◆ **Directions**
Every line of the listing must be reproduced as it stands. Leave the images behind.

◆ **Provided records**
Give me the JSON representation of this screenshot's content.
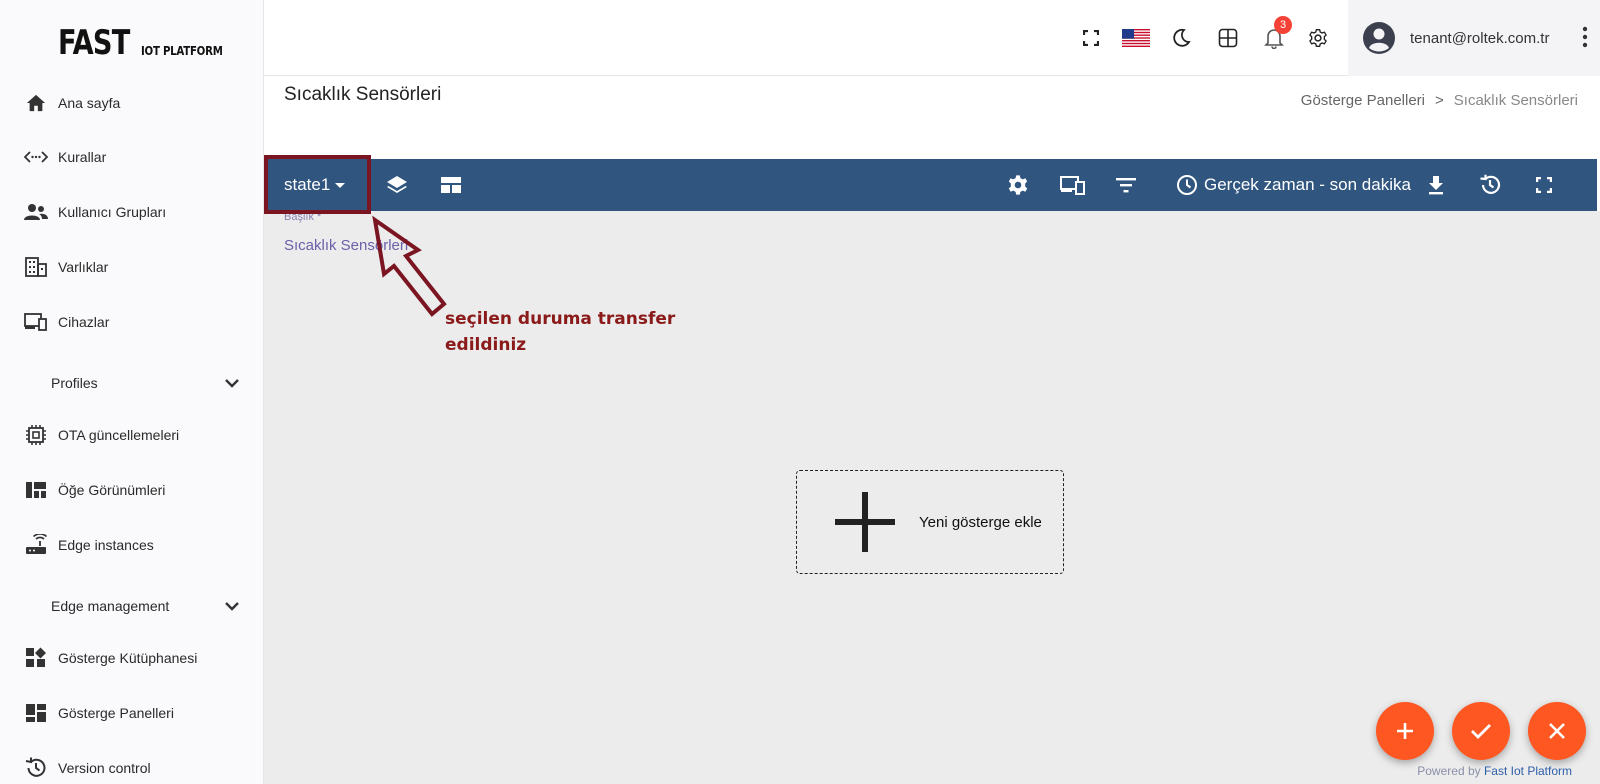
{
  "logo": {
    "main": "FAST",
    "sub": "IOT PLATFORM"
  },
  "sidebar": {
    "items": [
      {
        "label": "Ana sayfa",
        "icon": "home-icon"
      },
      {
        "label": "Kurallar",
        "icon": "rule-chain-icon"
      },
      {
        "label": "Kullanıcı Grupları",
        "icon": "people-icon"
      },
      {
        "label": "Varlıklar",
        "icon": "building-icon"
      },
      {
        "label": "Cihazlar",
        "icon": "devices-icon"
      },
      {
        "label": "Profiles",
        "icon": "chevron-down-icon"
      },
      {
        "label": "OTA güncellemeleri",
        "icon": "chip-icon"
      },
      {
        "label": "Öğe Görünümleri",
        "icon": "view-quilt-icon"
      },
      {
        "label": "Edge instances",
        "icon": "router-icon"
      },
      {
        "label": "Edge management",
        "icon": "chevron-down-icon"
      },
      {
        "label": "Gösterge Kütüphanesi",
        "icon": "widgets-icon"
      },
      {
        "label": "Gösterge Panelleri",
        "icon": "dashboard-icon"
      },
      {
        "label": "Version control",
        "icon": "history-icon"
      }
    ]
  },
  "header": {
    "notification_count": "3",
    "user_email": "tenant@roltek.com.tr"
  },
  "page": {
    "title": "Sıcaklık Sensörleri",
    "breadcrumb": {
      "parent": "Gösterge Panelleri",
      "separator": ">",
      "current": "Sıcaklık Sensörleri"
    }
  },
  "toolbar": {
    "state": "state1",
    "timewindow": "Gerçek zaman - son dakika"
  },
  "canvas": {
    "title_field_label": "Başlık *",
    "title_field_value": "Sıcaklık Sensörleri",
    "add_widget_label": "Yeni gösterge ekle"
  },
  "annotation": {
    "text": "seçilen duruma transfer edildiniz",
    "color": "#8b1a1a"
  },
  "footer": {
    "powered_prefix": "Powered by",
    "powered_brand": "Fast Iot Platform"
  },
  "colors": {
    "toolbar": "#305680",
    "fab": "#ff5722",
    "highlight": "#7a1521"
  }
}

◆ **Result of this exercise**
Give me the JSON representation of this screenshot's content.
{
  "logo": {
    "main": "FAST",
    "sub": "IOT PLATFORM"
  },
  "sidebar": {
    "items": [
      {
        "label": "Ana sayfa",
        "icon": "home-icon"
      },
      {
        "label": "Kurallar",
        "icon": "rule-chain-icon"
      },
      {
        "label": "Kullanıcı Grupları",
        "icon": "people-icon"
      },
      {
        "label": "Varlıklar",
        "icon": "building-icon"
      },
      {
        "label": "Cihazlar",
        "icon": "devices-icon"
      },
      {
        "label": "Profiles",
        "icon": "chevron-down-icon"
      },
      {
        "label": "OTA güncellemeleri",
        "icon": "chip-icon"
      },
      {
        "label": "Öğe Görünümleri",
        "icon": "view-quilt-icon"
      },
      {
        "label": "Edge instances",
        "icon": "router-icon"
      },
      {
        "label": "Edge management",
        "icon": "chevron-down-icon"
      },
      {
        "label": "Gösterge Kütüphanesi",
        "icon": "widgets-icon"
      },
      {
        "label": "Gösterge Panelleri",
        "icon": "dashboard-icon"
      },
      {
        "label": "Version control",
        "icon": "history-icon"
      }
    ]
  },
  "header": {
    "notification_count": "3",
    "user_email": "tenant@roltek.com.tr"
  },
  "page": {
    "title": "Sıcaklık Sensörleri",
    "breadcrumb": {
      "parent": "Gösterge Panelleri",
      "separator": ">",
      "current": "Sıcaklık Sensörleri"
    }
  },
  "toolbar": {
    "state": "state1",
    "timewindow": "Gerçek zaman - son dakika"
  },
  "canvas": {
    "title_field_label": "Başlık *",
    "title_field_value": "Sıcaklık Sensörleri",
    "add_widget_label": "Yeni gösterge ekle"
  },
  "annotation": {
    "text": "seçilen duruma transfer edildiniz",
    "color": "#8b1a1a"
  },
  "footer": {
    "powered_prefix": "Powered by",
    "powered_brand": "Fast Iot Platform"
  },
  "colors": {
    "toolbar": "#305680",
    "fab": "#ff5722",
    "highlight": "#7a1521"
  }
}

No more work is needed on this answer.